* [Record extracts]
────────────────
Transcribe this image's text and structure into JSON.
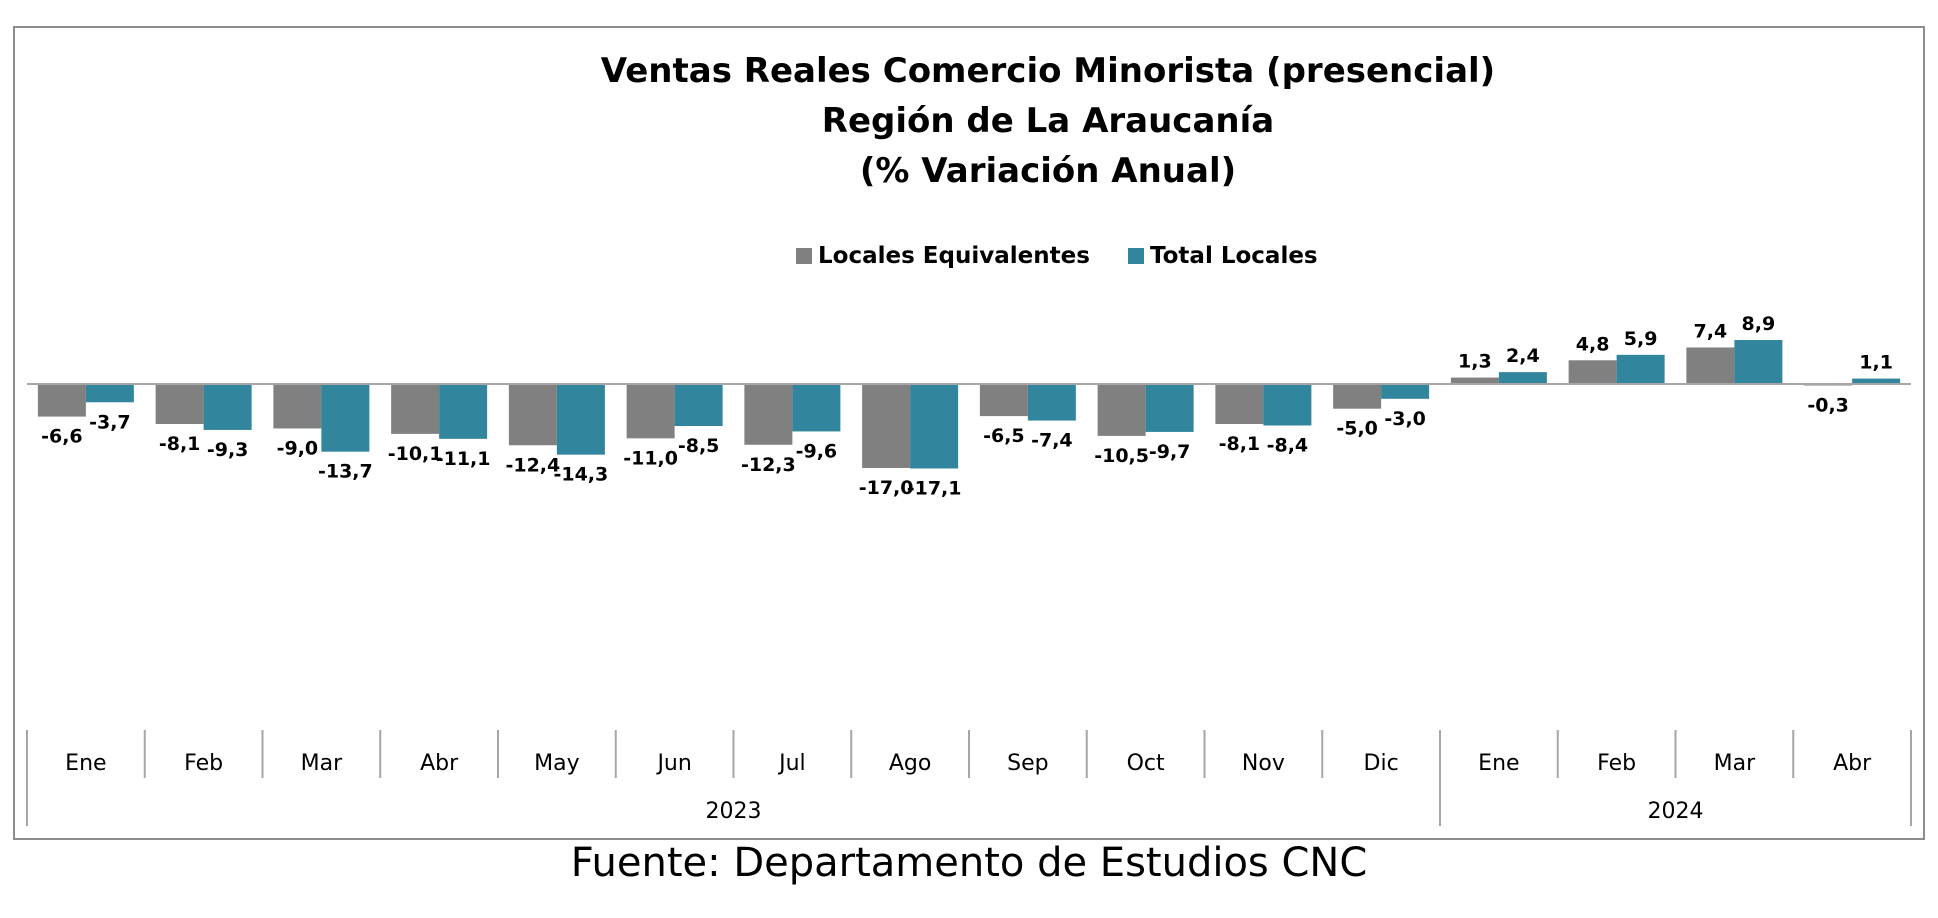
{
  "chart_data": {
    "type": "bar",
    "title": [
      "Ventas Reales Comercio Minorista (presencial)",
      "Región de La Araucanía",
      "(% Variación Anual)"
    ],
    "categories": [
      "Ene",
      "Feb",
      "Mar",
      "Abr",
      "May",
      "Jun",
      "Jul",
      "Ago",
      "Sep",
      "Oct",
      "Nov",
      "Dic",
      "Ene",
      "Feb",
      "Mar",
      "Abr"
    ],
    "groups": [
      {
        "label": "2023",
        "start": 0,
        "count": 12
      },
      {
        "label": "2024",
        "start": 12,
        "count": 4
      }
    ],
    "series": [
      {
        "name": "Locales Equivalentes",
        "color": "#808080",
        "values": [
          -6.6,
          -8.1,
          -9.0,
          -10.1,
          -12.4,
          -11.0,
          -12.3,
          -17.0,
          -6.5,
          -10.5,
          -8.1,
          -5.0,
          1.3,
          4.8,
          7.4,
          -0.3
        ],
        "labels": [
          "-6,6",
          "-8,1",
          "-9,0",
          "-10,1",
          "-12,4",
          "-11,0",
          "-12,3",
          "-17,0",
          "-6,5",
          "-10,5",
          "-8,1",
          "-5,0",
          "1,3",
          "4,8",
          "7,4",
          "-0,3"
        ]
      },
      {
        "name": "Total Locales",
        "color": "#31859C",
        "values": [
          -3.7,
          -9.3,
          -13.7,
          -11.1,
          -14.3,
          -8.5,
          -9.6,
          -17.1,
          -7.4,
          -9.7,
          -8.4,
          -3.0,
          2.4,
          5.9,
          8.9,
          1.1
        ],
        "labels": [
          "-3,7",
          "-9,3",
          "-13,7",
          "-11,1",
          "-14,3",
          "-8,5",
          "-9,6",
          "-17,1",
          "-7,4",
          "-9,7",
          "-8,4",
          "-3,0",
          "2,4",
          "5,9",
          "8,9",
          "1,1"
        ]
      }
    ],
    "legend_position": "top-center",
    "grid": false
  },
  "source": "Fuente: Departamento de Estudios CNC"
}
────────────────
* [Short problem] Out of the records, collect only those lines that contain the string "name".

* [Result of the exercise]
        "name": "Locales Equivalentes",
        "name": "Total Locales",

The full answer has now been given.